[START]

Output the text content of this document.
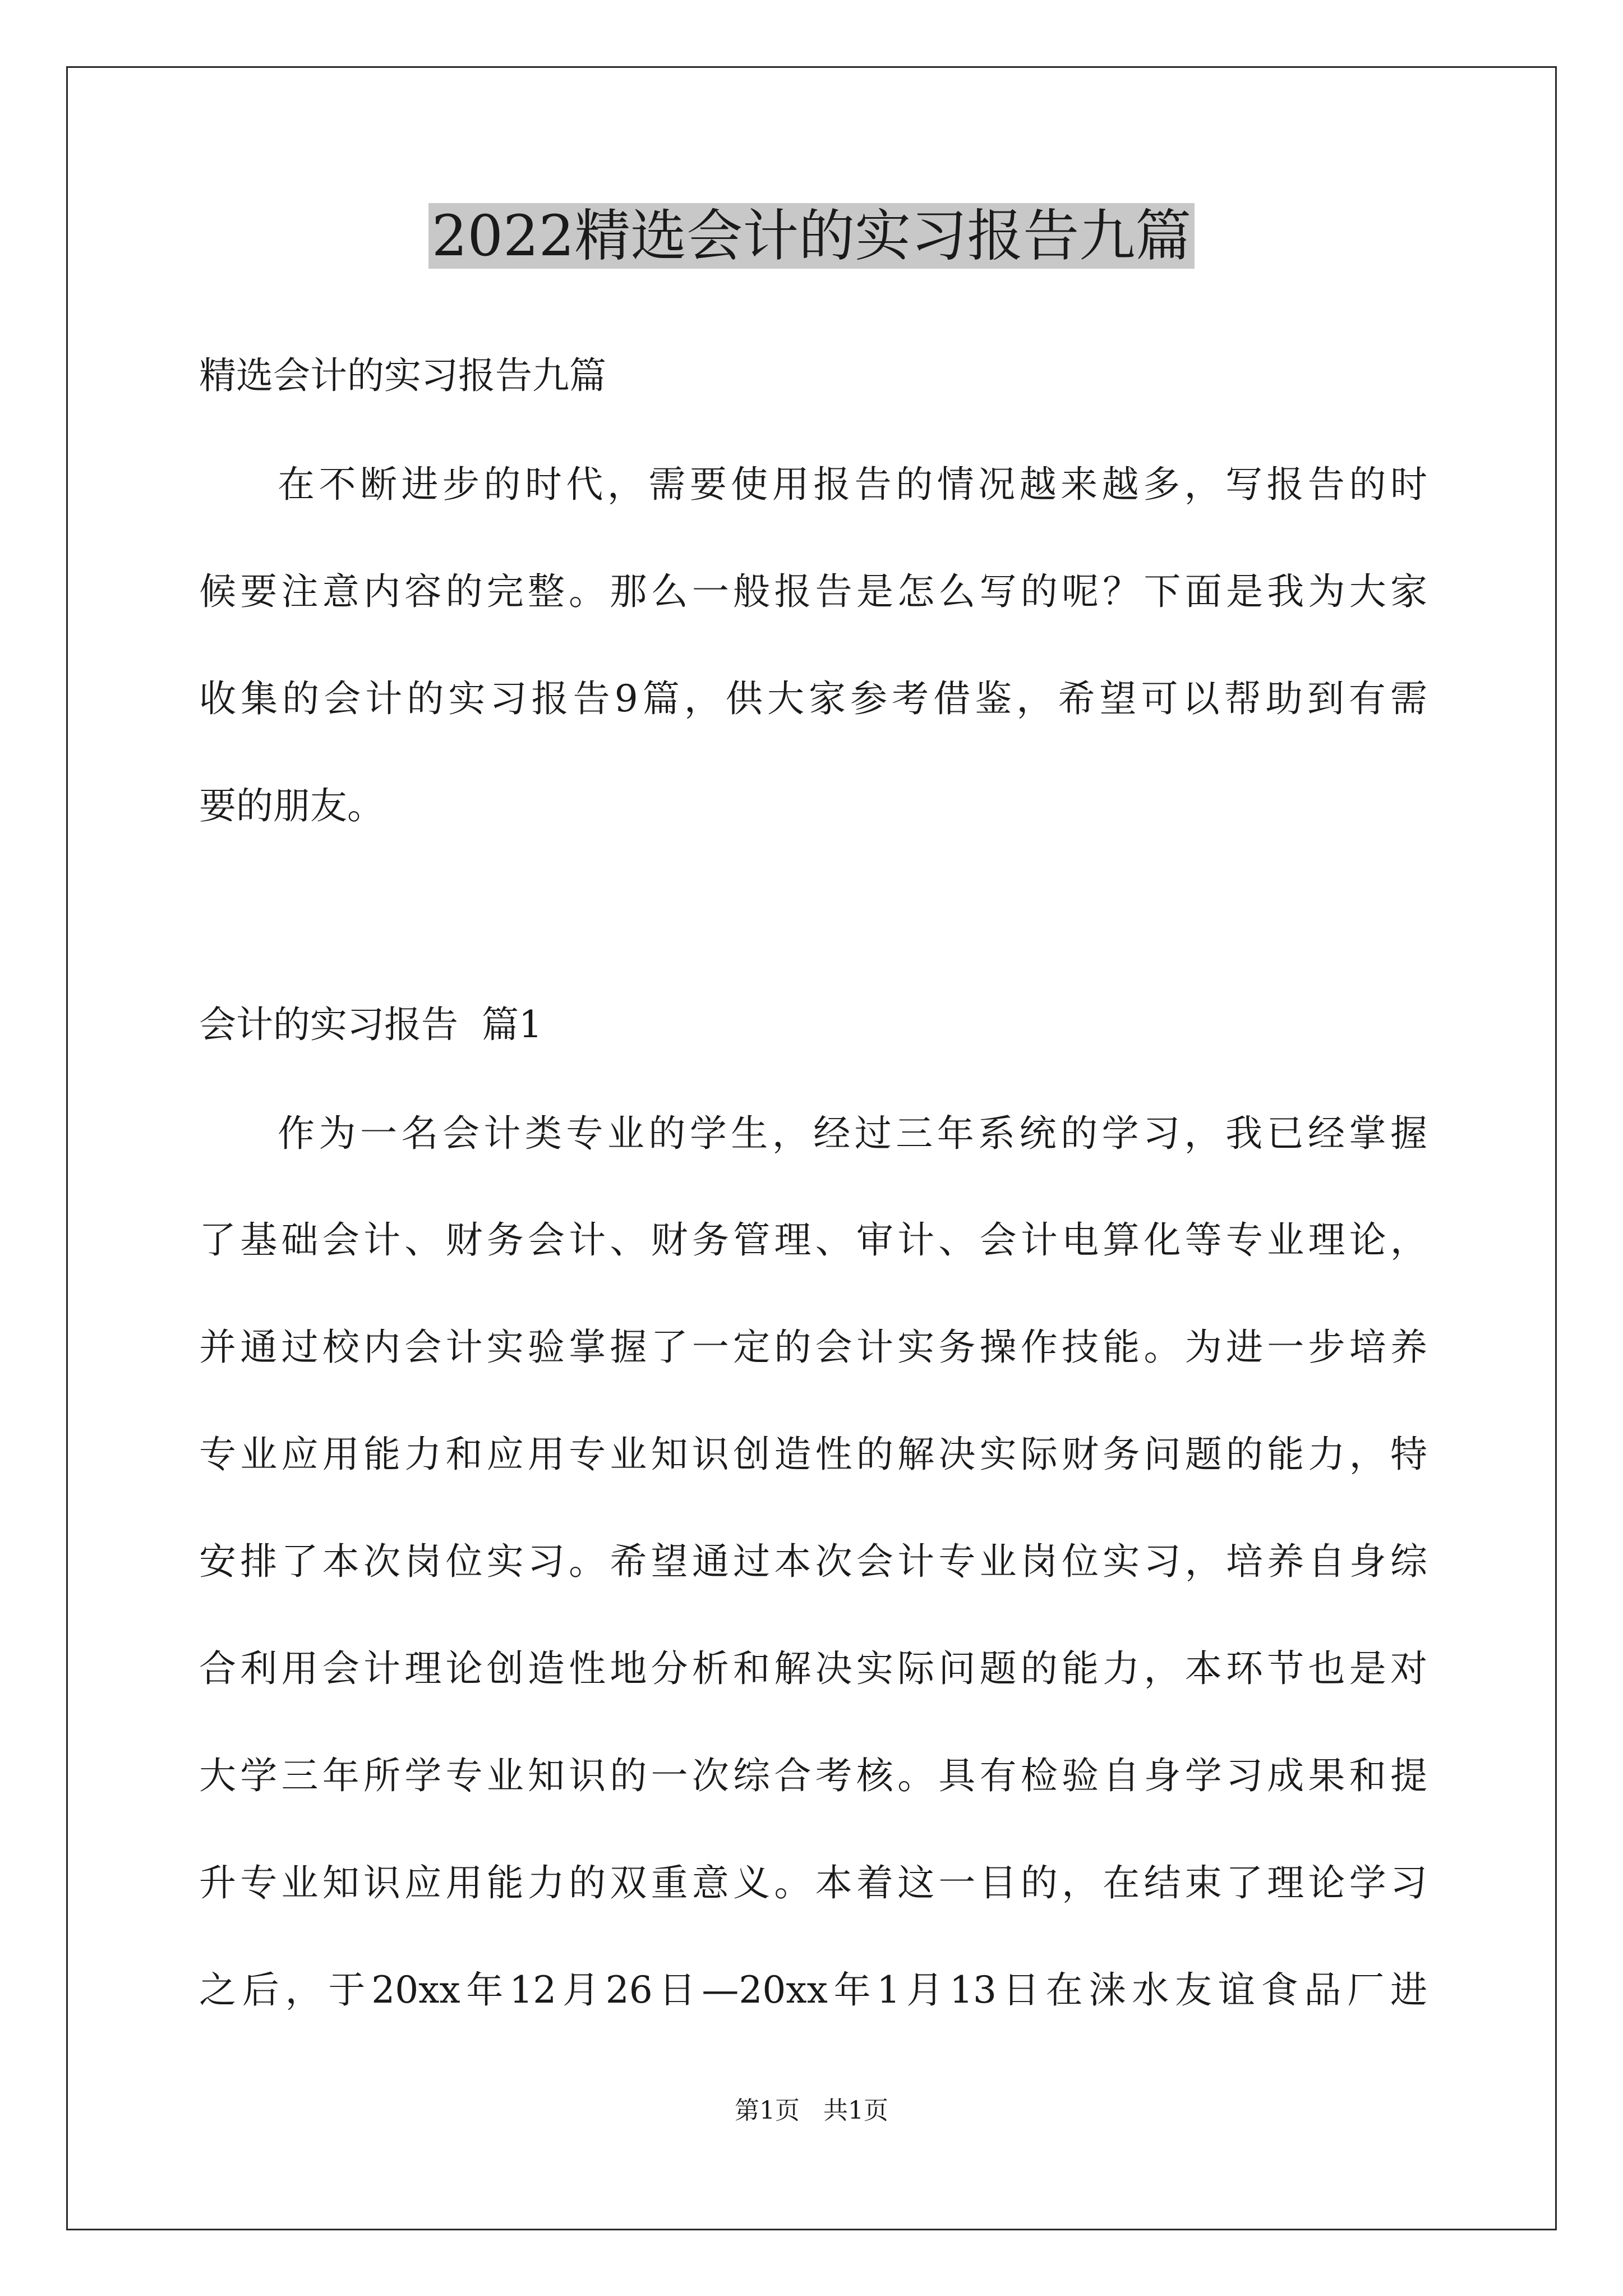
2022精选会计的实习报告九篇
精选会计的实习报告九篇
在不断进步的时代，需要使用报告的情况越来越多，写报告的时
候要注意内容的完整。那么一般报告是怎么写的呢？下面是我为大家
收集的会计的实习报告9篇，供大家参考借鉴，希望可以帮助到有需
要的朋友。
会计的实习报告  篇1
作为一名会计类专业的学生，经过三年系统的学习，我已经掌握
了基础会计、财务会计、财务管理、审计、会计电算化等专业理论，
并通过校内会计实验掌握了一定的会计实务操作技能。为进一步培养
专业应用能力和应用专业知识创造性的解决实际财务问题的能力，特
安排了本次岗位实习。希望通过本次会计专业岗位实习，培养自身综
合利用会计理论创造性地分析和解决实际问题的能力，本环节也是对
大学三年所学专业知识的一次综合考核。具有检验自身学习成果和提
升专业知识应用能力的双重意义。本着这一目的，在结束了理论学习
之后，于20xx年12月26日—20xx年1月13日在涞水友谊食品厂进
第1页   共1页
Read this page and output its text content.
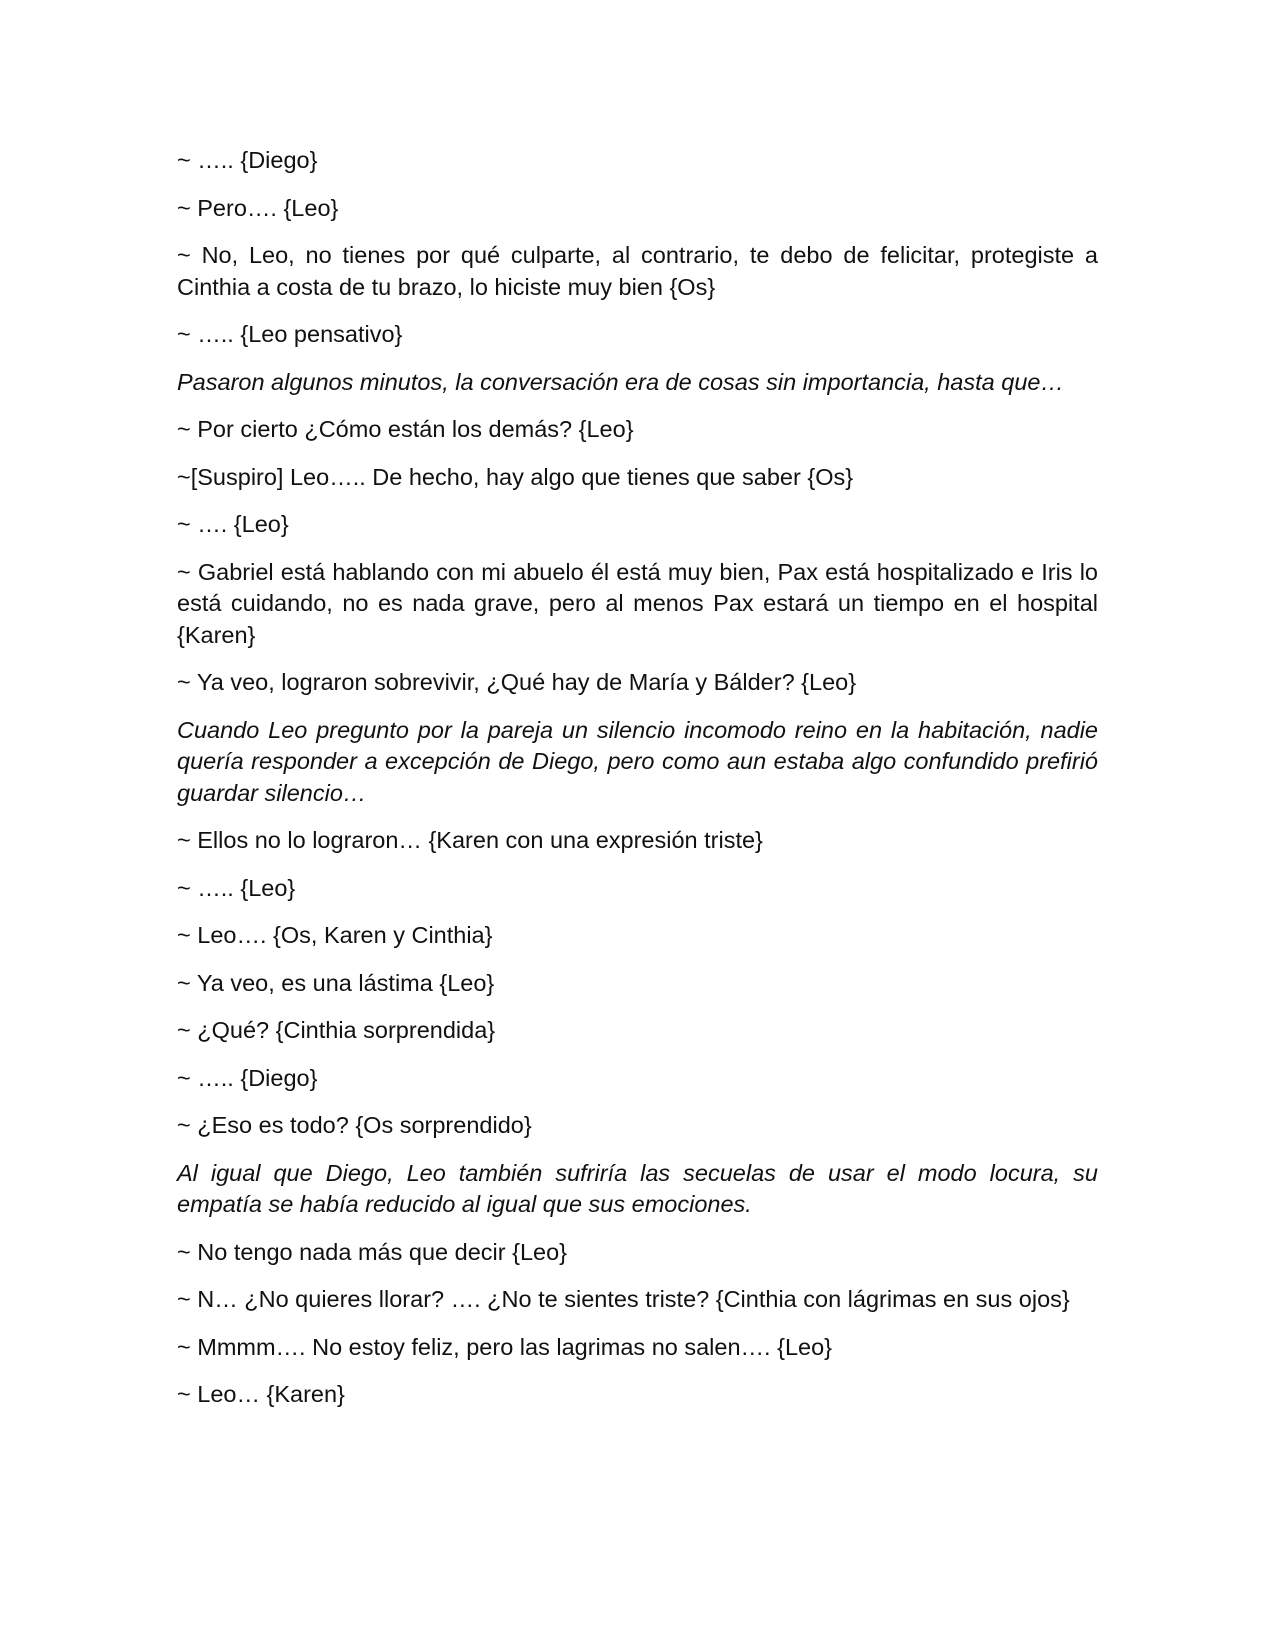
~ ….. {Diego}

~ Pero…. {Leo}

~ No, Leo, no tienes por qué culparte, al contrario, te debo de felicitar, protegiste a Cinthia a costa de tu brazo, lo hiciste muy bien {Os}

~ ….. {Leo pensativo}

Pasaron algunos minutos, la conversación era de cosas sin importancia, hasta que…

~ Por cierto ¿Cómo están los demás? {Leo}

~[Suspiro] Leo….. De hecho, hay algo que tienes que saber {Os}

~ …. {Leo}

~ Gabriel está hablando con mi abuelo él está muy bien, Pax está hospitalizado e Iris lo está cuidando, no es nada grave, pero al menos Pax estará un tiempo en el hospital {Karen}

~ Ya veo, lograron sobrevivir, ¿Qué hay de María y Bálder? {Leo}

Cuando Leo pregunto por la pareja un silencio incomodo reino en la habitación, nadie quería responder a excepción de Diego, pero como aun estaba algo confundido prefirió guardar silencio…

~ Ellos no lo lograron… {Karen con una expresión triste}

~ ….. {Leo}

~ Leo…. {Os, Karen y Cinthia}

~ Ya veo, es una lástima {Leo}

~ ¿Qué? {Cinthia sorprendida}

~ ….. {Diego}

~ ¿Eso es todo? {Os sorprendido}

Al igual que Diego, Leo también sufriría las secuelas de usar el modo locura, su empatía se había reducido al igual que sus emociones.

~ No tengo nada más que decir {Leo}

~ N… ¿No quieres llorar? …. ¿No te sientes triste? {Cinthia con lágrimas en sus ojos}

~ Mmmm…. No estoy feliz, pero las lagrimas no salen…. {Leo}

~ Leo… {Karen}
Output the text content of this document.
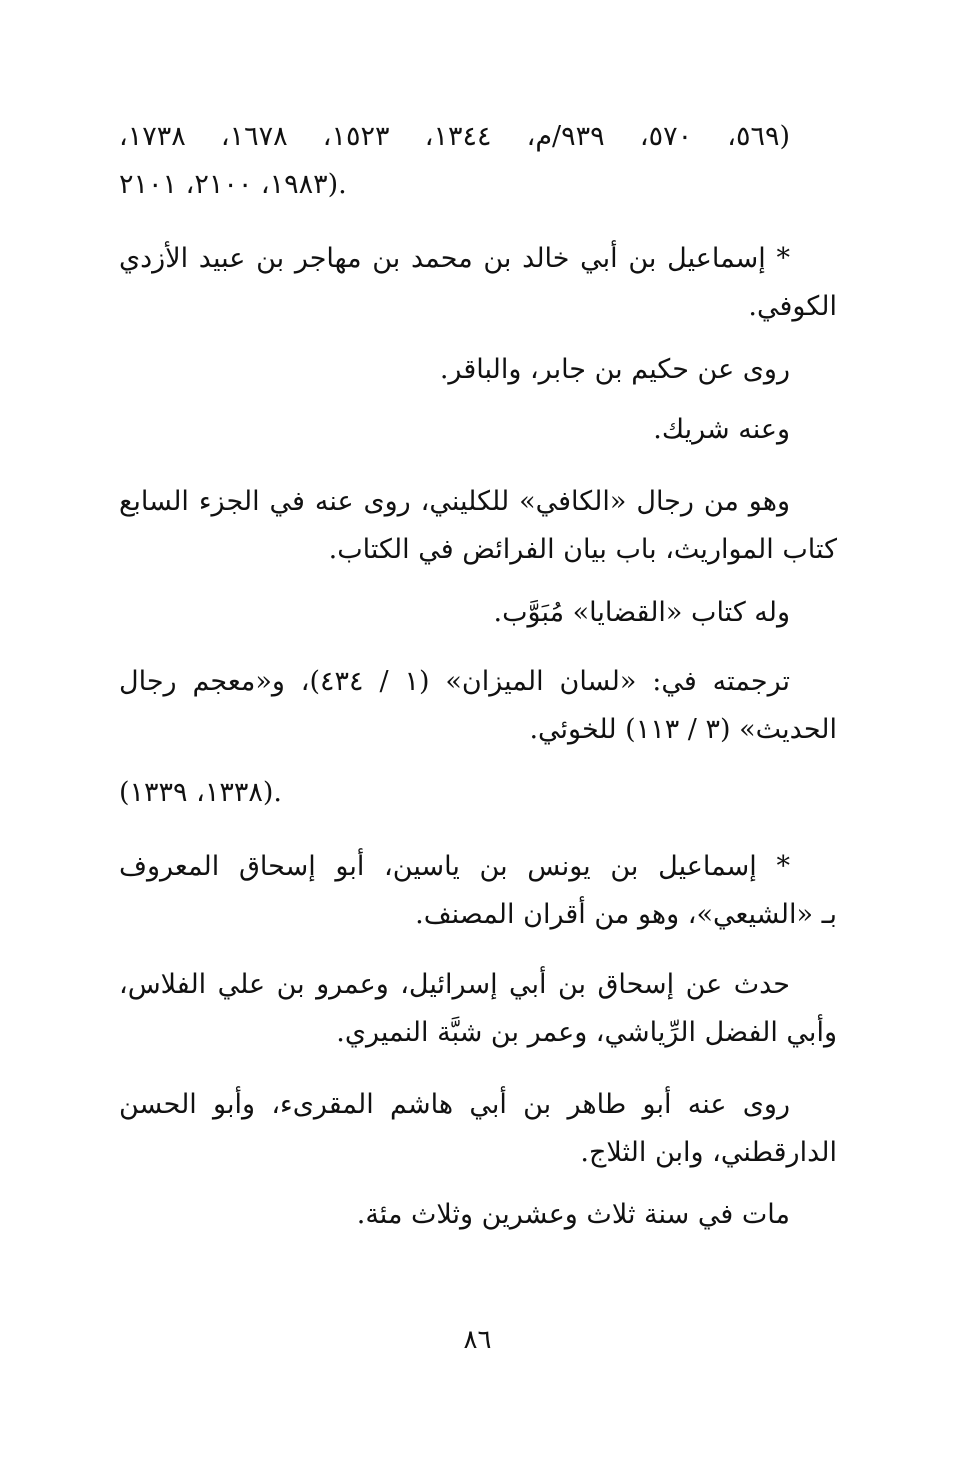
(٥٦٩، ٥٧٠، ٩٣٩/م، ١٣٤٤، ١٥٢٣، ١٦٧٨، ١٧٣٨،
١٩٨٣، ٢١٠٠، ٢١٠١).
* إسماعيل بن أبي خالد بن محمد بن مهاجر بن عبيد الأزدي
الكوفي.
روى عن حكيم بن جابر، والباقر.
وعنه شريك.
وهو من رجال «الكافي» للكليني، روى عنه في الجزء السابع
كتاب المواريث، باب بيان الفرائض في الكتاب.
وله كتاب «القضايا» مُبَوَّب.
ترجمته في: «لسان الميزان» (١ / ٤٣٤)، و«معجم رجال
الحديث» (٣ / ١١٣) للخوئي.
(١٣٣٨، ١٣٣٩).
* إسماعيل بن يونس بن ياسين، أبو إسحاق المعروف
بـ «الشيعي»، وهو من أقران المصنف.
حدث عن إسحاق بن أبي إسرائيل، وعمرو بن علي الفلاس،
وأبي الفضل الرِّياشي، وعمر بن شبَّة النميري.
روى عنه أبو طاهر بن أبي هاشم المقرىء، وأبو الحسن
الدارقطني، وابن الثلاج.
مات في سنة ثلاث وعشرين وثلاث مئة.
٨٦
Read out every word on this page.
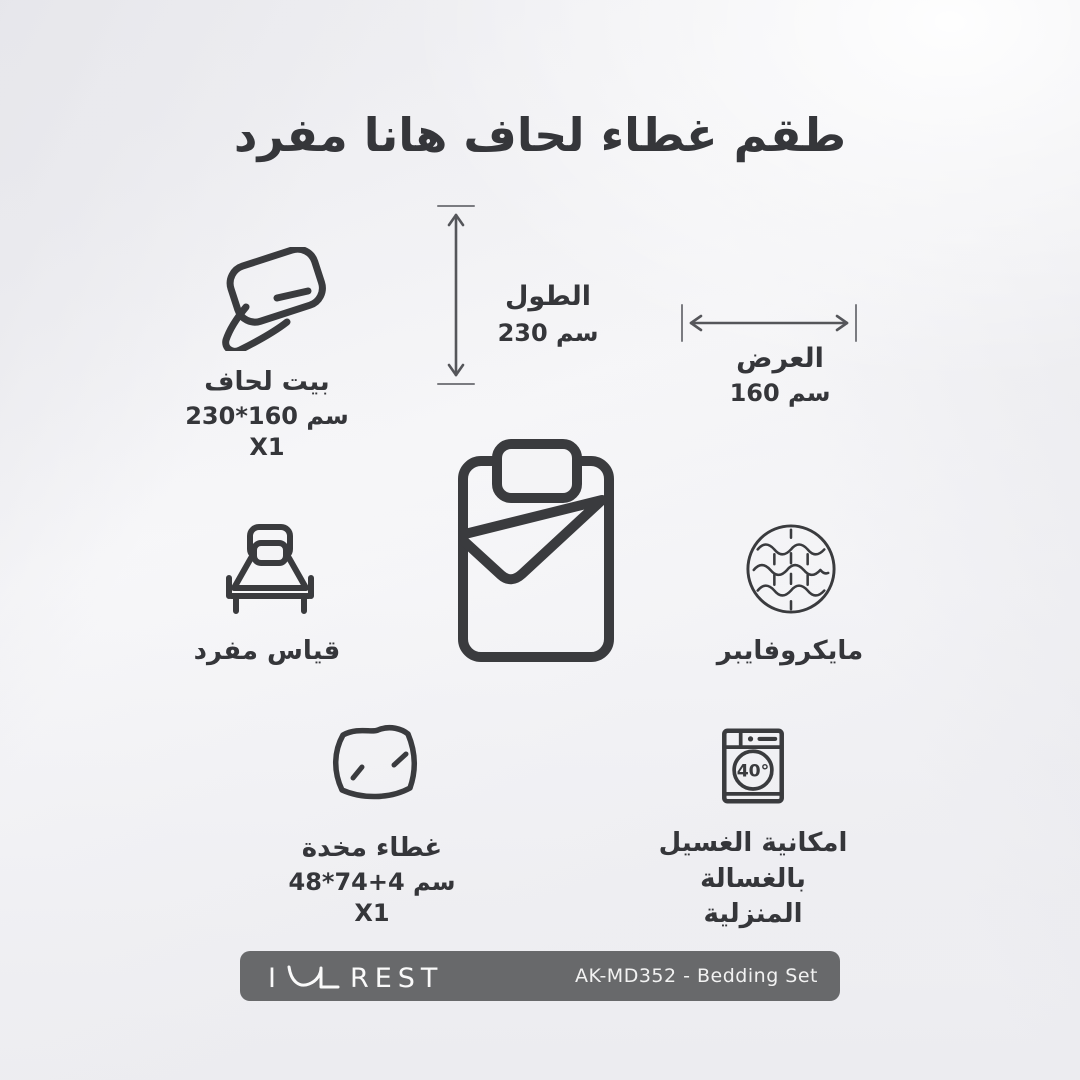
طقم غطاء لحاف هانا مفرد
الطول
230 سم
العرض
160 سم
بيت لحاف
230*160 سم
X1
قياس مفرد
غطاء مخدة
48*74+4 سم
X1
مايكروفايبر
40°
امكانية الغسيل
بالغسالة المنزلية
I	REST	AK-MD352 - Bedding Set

[END]

TASK STATEMENT. Find every line in the records above that holds the word "Karen", and copy each one.

ANSWER FOR THE TASK.
~ Gabriel está hablando con mi abuelo él está muy bien, Pax está hospitalizado e Iris lo está cuidando, no es nada grave, pero al menos Pax estará un tiempo en el hospital {Karen}
~ Ellos no lo lograron… {Karen con una expresión triste}
~ Leo…. {Os, Karen y Cinthia}
~ Leo… {Karen}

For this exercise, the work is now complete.